* OBJECTIVE: Output each line exactly as it appears, skipping any embedded picture.
>> START
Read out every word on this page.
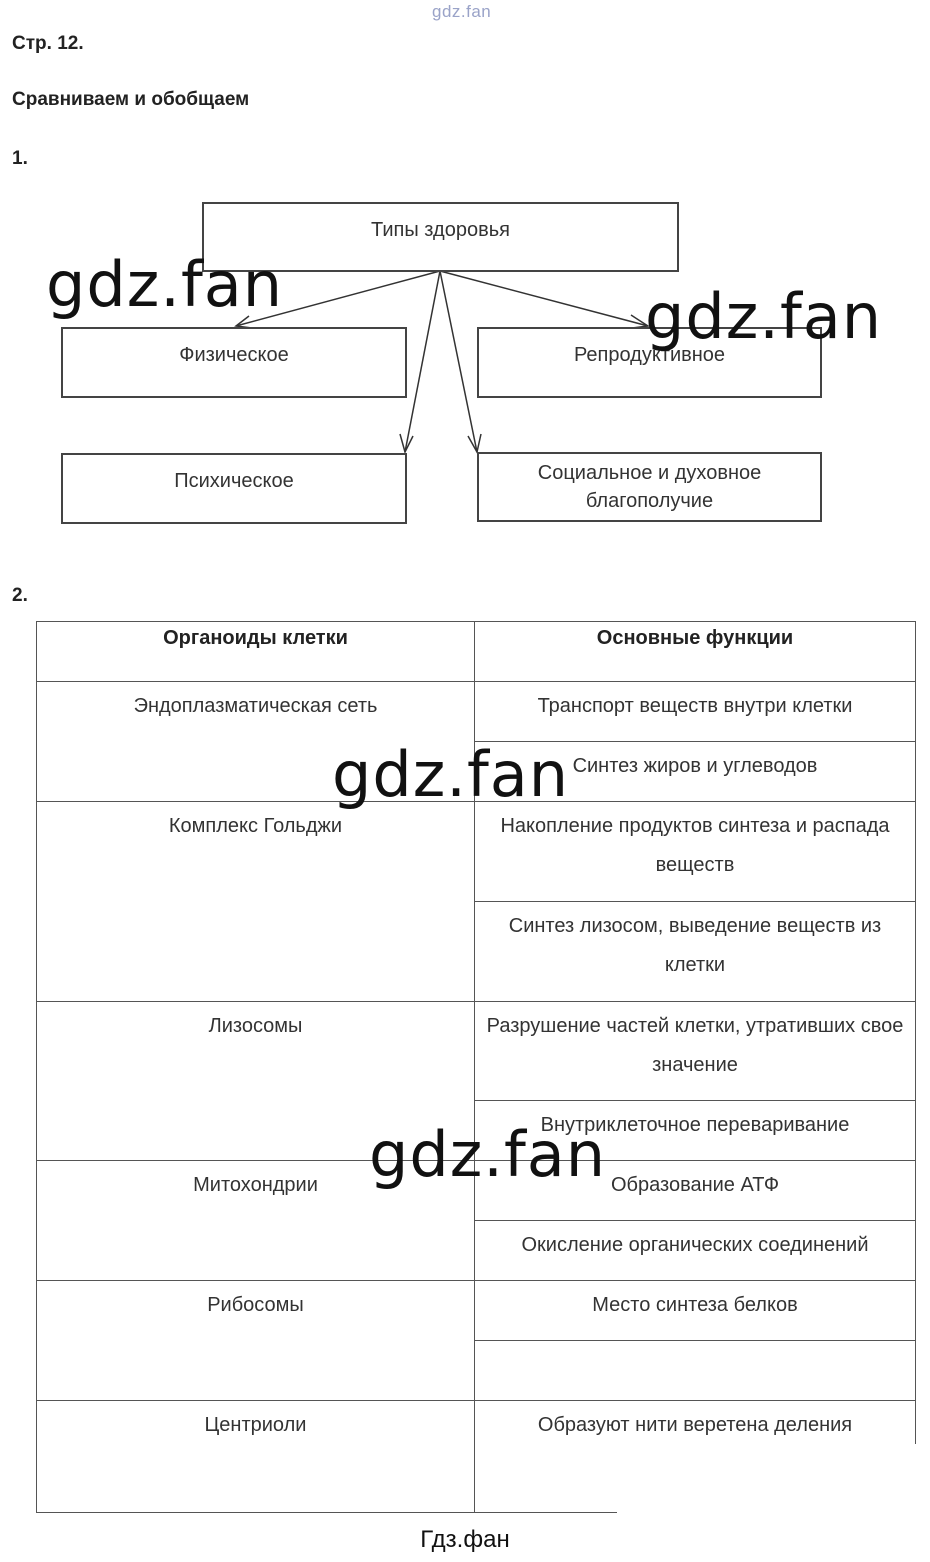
gdz.fan
Стр. 12.
Сравниваем и обобщаем
1.
Типы здоровья
Физическое	Репродуктивное
Психическое	Социальное и духовное благополучие
2.
Органоиды клетки	Основные функции
Эндоплазматическая сеть	Транспорт веществ внутри клетки
	Синтез жиров и углеводов
Комплекс Гольджи	Накопление продуктов синтеза и распада веществ
	Синтез лизосом, выведение веществ из клетки
Лизосомы	Разрушение частей клетки, утративших свое значение
	Внутриклеточное переваривание
Митохондрии	Образование АТФ
	Окисление органических соединений
Рибосомы	Место синтеза белков

Центриоли	Образуют нити веретена деления
gdz.fan	gdz.fan
gdz.fan
gdz.fan
Гдз.фан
>> END
* COMPLETE ANSWER:
Read out every word on this page.
gdz.fan
Стр. 12.
Сравниваем и обобщаем
1.
Типы здоровья
Физическое	Репродуктивное
Психическое	Социальное и духовное благополучие
2.
Органоиды клетки	Основные функции
Эндоплазматическая сеть	Транспорт веществ внутри клетки
	Синтез жиров и углеводов
Комплекс Гольджи	Накопление продуктов синтеза и распада веществ
	Синтез лизосом, выведение веществ из клетки
Лизосомы	Разрушение частей клетки, утративших свое значение
	Внутриклеточное переваривание
Митохондрии	Образование АТФ
	Окисление органических соединений
Рибосомы	Место синтеза белков

Центриоли	Образуют нити веретена деления
gdz.fan	gdz.fan
gdz.fan
gdz.fan
Гдз.фан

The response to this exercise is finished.